(Data entries)

________________________

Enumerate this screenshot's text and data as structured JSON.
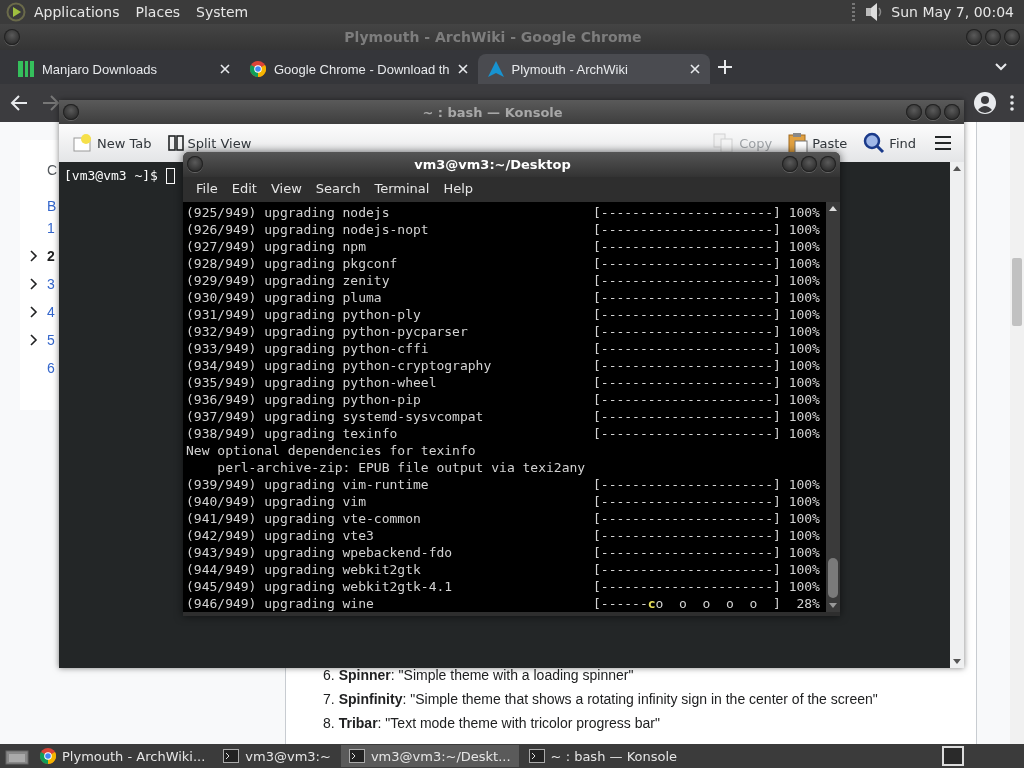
{
  "top_panel": {
    "menus": [
      "Applications",
      "Places",
      "System"
    ],
    "clock": "Sun May 7, 00:04"
  },
  "browser": {
    "title": "Plymouth - ArchWiki - Google Chrome",
    "tabs": [
      {
        "label": "Manjaro Downloads",
        "kind": "blocks",
        "selected": false
      },
      {
        "label": "Google Chrome - Download th",
        "kind": "ring",
        "selected": false
      },
      {
        "label": "Plymouth - ArchWiki",
        "kind": "triangle",
        "selected": true
      }
    ],
    "sidebar": {
      "heading": "C",
      "items": [
        {
          "label": "B",
          "expandable": false,
          "selected": false
        },
        {
          "label": "1",
          "expandable": false,
          "selected": false
        },
        {
          "label": "2",
          "expandable": true,
          "selected": true
        },
        {
          "label": "3",
          "expandable": true,
          "selected": false
        },
        {
          "label": "4",
          "expandable": true,
          "selected": false
        },
        {
          "label": "5",
          "expandable": true,
          "selected": false
        },
        {
          "label": "6",
          "expandable": false,
          "selected": false
        }
      ]
    },
    "article_items": [
      {
        "number": "6.",
        "text": "**Spinner**: \"Simple theme with a loading spinner\""
      },
      {
        "number": "7.",
        "text": "**Spinfinity**: \"Simple theme that shows a rotating infinity sign in the center of the screen\""
      },
      {
        "number": "8.",
        "text": "**Tribar**: \"Text mode theme with tricolor progress bar\""
      }
    ]
  },
  "konsole": {
    "title": "~ : bash — Konsole",
    "toolbar": [
      {
        "label": "New Tab",
        "kind": "new-tab",
        "disabled": false
      },
      {
        "label": "Split View",
        "kind": "split-view",
        "disabled": false
      },
      {
        "label": "Copy",
        "kind": "copy",
        "disabled": true
      },
      {
        "label": "Paste",
        "kind": "paste",
        "disabled": false
      },
      {
        "label": "Find",
        "kind": "find",
        "disabled": false
      }
    ],
    "prompt": "[vm3@vm3 ~]$"
  },
  "terminal": {
    "title": "vm3@vm3:~/Desktop",
    "menus": [
      "File",
      "Edit",
      "View",
      "Search",
      "Terminal",
      "Help"
    ],
    "lines": [
      {
        "kind": "progress",
        "text": "(925/949) upgrading nodejs",
        "bar": "[----------------------]",
        "percent": "100%"
      },
      {
        "kind": "progress",
        "text": "(926/949) upgrading nodejs-nopt",
        "bar": "[----------------------]",
        "percent": "100%"
      },
      {
        "kind": "progress",
        "text": "(927/949) upgrading npm",
        "bar": "[----------------------]",
        "percent": "100%"
      },
      {
        "kind": "progress",
        "text": "(928/949) upgrading pkgconf",
        "bar": "[----------------------]",
        "percent": "100%"
      },
      {
        "kind": "progress",
        "text": "(929/949) upgrading zenity",
        "bar": "[----------------------]",
        "percent": "100%"
      },
      {
        "kind": "progress",
        "text": "(930/949) upgrading pluma",
        "bar": "[----------------------]",
        "percent": "100%"
      },
      {
        "kind": "progress",
        "text": "(931/949) upgrading python-ply",
        "bar": "[----------------------]",
        "percent": "100%"
      },
      {
        "kind": "progress",
        "text": "(932/949) upgrading python-pycparser",
        "bar": "[----------------------]",
        "percent": "100%"
      },
      {
        "kind": "progress",
        "text": "(933/949) upgrading python-cffi",
        "bar": "[----------------------]",
        "percent": "100%"
      },
      {
        "kind": "progress",
        "text": "(934/949) upgrading python-cryptography",
        "bar": "[----------------------]",
        "percent": "100%"
      },
      {
        "kind": "progress",
        "text": "(935/949) upgrading python-wheel",
        "bar": "[----------------------]",
        "percent": "100%"
      },
      {
        "kind": "progress",
        "text": "(936/949) upgrading python-pip",
        "bar": "[----------------------]",
        "percent": "100%"
      },
      {
        "kind": "progress",
        "text": "(937/949) upgrading systemd-sysvcompat",
        "bar": "[----------------------]",
        "percent": "100%"
      },
      {
        "kind": "progress",
        "text": "(938/949) upgrading texinfo",
        "bar": "[----------------------]",
        "percent": "100%"
      },
      {
        "kind": "text",
        "text": "New optional dependencies for texinfo"
      },
      {
        "kind": "text",
        "text": "    perl-archive-zip: EPUB file output via texi2any"
      },
      {
        "kind": "progress",
        "text": "(939/949) upgrading vim-runtime",
        "bar": "[----------------------]",
        "percent": "100%"
      },
      {
        "kind": "progress",
        "text": "(940/949) upgrading vim",
        "bar": "[----------------------]",
        "percent": "100%"
      },
      {
        "kind": "progress",
        "text": "(941/949) upgrading vte-common",
        "bar": "[----------------------]",
        "percent": "100%"
      },
      {
        "kind": "progress",
        "text": "(942/949) upgrading vte3",
        "bar": "[----------------------]",
        "percent": "100%"
      },
      {
        "kind": "progress",
        "text": "(943/949) upgrading wpebackend-fdo",
        "bar": "[----------------------]",
        "percent": "100%"
      },
      {
        "kind": "progress",
        "text": "(944/949) upgrading webkit2gtk",
        "bar": "[----------------------]",
        "percent": "100%"
      },
      {
        "kind": "progress",
        "text": "(945/949) upgrading webkit2gtk-4.1",
        "bar": "[----------------------]",
        "percent": "100%"
      },
      {
        "kind": "progress",
        "text": "(946/949) upgrading wine",
        "bar": "[------**c**o  o  o  o  o  ]",
        "percent": "28%"
      }
    ]
  },
  "taskbar": {
    "items": [
      {
        "label": "Plymouth - ArchWiki...",
        "kind": "browser",
        "selected": false
      },
      {
        "label": "vm3@vm3:~",
        "kind": "terminal",
        "selected": false
      },
      {
        "label": "vm3@vm3:~/Deskt...",
        "kind": "terminal",
        "selected": true
      },
      {
        "label": "~ : bash — Konsole",
        "kind": "terminal",
        "selected": false
      }
    ]
  }
}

________________________

#### WHAT IS BEING ASKED
Pick out and copy every line that contains the word "title".

#### FULL OUTPUT
    "title": "Plymouth - ArchWiki - Google Chrome",
    "title": "~ : bash — Konsole",
    "title": "vm3@vm3:~/Desktop",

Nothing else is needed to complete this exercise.